WHAT IS EXPECTED:
Please copy every line of the material below word for word.

RECORD EXTRACTS:
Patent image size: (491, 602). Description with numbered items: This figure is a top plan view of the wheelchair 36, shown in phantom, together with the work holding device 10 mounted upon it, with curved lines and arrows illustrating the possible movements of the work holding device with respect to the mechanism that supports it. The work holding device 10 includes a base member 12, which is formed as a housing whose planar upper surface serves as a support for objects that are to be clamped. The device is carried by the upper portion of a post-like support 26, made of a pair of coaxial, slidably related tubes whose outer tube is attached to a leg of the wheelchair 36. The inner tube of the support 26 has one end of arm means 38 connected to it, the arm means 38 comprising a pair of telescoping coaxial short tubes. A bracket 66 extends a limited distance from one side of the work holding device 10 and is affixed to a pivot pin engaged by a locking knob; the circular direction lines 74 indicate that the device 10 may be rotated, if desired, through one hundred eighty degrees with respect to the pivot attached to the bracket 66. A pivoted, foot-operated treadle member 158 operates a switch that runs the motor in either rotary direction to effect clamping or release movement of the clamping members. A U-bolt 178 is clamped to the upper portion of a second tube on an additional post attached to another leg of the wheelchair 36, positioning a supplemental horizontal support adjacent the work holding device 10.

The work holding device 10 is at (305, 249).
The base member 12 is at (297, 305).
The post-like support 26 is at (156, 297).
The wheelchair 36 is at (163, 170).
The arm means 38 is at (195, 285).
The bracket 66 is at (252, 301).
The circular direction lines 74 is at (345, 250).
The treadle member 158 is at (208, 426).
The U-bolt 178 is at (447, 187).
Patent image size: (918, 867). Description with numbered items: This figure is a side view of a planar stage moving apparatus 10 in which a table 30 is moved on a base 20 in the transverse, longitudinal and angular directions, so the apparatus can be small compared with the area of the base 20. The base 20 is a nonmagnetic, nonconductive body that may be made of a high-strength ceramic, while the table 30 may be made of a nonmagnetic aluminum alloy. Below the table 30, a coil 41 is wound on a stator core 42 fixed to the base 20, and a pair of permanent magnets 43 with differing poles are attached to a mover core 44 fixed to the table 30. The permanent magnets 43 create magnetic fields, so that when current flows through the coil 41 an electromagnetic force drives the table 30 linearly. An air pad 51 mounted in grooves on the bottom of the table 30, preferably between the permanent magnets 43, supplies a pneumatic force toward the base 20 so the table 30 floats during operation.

EXERCISE RESPONSE:
Patent image size: (491, 602). Description with numbered items: This figure is a top plan view of the wheelchair 36, shown in phantom, together with the work holding device 10 mounted upon it, with curved lines and arrows illustrating the possible movements of the work holding device with respect to the mechanism that supports it. The work holding device 10 includes a base member 12, which is formed as a housing whose planar upper surface serves as a support for objects that are to be clamped. The device is carried by the upper portion of a post-like support 26, made of a pair of coaxial, slidably related tubes whose outer tube is attached to a leg of the wheelchair 36. The inner tube of the support 26 has one end of arm means 38 connected to it, the arm means 38 comprising a pair of telescoping coaxial short tubes. A bracket 66 extends a limited distance from one side of the work holding device 10 and is affixed to a pivot pin engaged by a locking knob; the circular direction lines 74 indicate that the device 10 may be rotated, if desired, through one hundred eighty degrees with respect to the pivot attached to the bracket 66. A pivoted, foot-operated treadle member 158 operates a switch that runs the motor in either rotary direction to effect clamping or release movement of the clamping members. A U-bolt 178 is clamped to the upper portion of a second tube on an additional post attached to another leg of the wheelchair 36, positioning a supplemental horizontal support adjacent the work holding device 10.

The work holding device 10 is at (305, 249).
The base member 12 is at (297, 305).
The post-like support 26 is at (156, 297).
The wheelchair 36 is at (163, 170).
The arm means 38 is at (195, 285).
The bracket 66 is at (252, 301).
The circular direction lines 74 is at (345, 250).
The treadle member 158 is at (208, 426).
The U-bolt 178 is at (447, 187).
Patent image size: (918, 867). Description with numbered items: This figure is a side view of a planar stage moving apparatus 10 in which a table 30 is moved on a base 20 in the transverse, longitudinal and angular directions, so the apparatus can be small compared with the area of the base 20. The base 20 is a nonmagnetic, nonconductive body that may be made of a high-strength ceramic, while the table 30 may be made of a nonmagnetic aluminum alloy. Below the table 30, a coil 41 is wound on a stator core 42 fixed to the base 20, and a pair of permanent magnets 43 with differing poles are attached to a mover core 44 fixed to the table 30. The permanent magnets 43 create magnetic fields, so that when current flows through the coil 41 an electromagnetic force drives the table 30 linearly. An air pad 51 mounted in grooves on the bottom of the table 30, preferably between the permanent magnets 43, supplies a pneumatic force toward the base 20 so the table 30 floats during operation.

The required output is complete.